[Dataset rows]

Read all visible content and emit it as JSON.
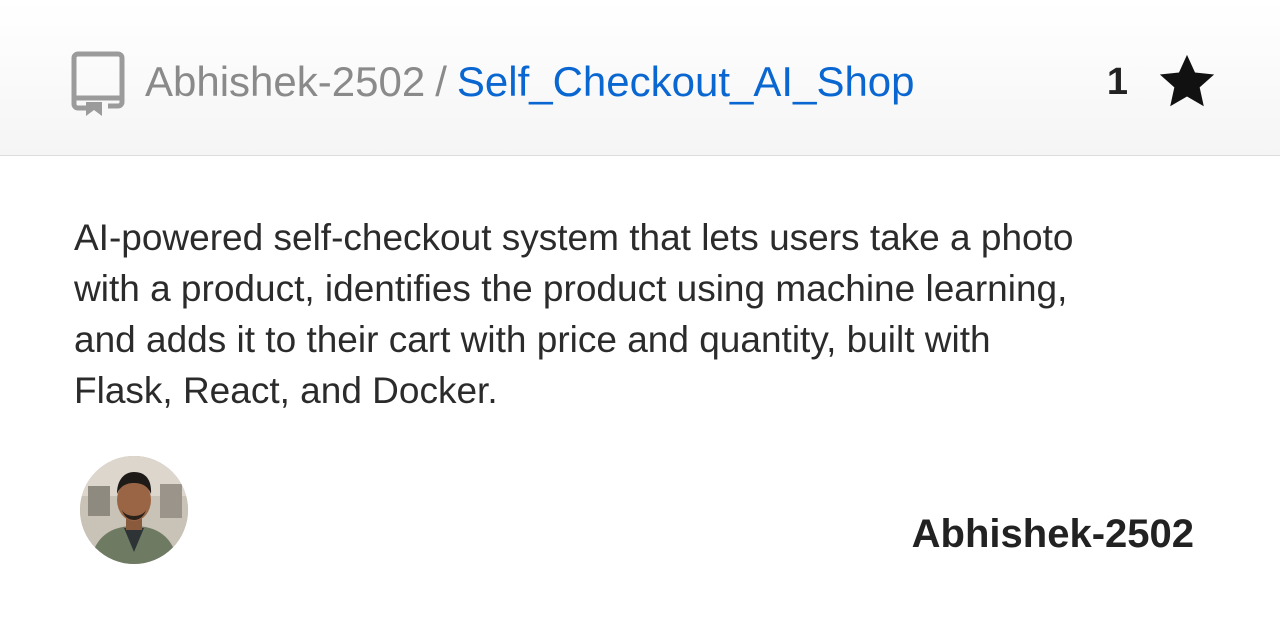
{
  "header": {
    "owner": "Abhishek-2502",
    "separator": "/",
    "repo_name": "Self_Checkout_AI_Shop",
    "star_count": "1",
    "repo_icon": "repo-book-icon",
    "star_icon": "star-icon"
  },
  "description": "AI-powered self-checkout system that lets users take a photo with a product, identifies the product using machine learning, and adds it to their cart with price and quantity, built with Flask, React, and Docker.",
  "author": {
    "name": "Abhishek-2502"
  },
  "colors": {
    "link": "#0a66d0",
    "muted": "#8a8a8a",
    "text": "#2b2b2b"
  }
}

Task to complete: Transcribe the records above exactly, leaving out every picture.

Final result:
Read all visible content and emit it as JSON.
{
  "header": {
    "owner": "Abhishek-2502",
    "separator": "/",
    "repo_name": "Self_Checkout_AI_Shop",
    "star_count": "1",
    "repo_icon": "repo-book-icon",
    "star_icon": "star-icon"
  },
  "description": "AI-powered self-checkout system that lets users take a photo with a product, identifies the product using machine learning, and adds it to their cart with price and quantity, built with Flask, React, and Docker.",
  "author": {
    "name": "Abhishek-2502"
  },
  "colors": {
    "link": "#0a66d0",
    "muted": "#8a8a8a",
    "text": "#2b2b2b"
  }
}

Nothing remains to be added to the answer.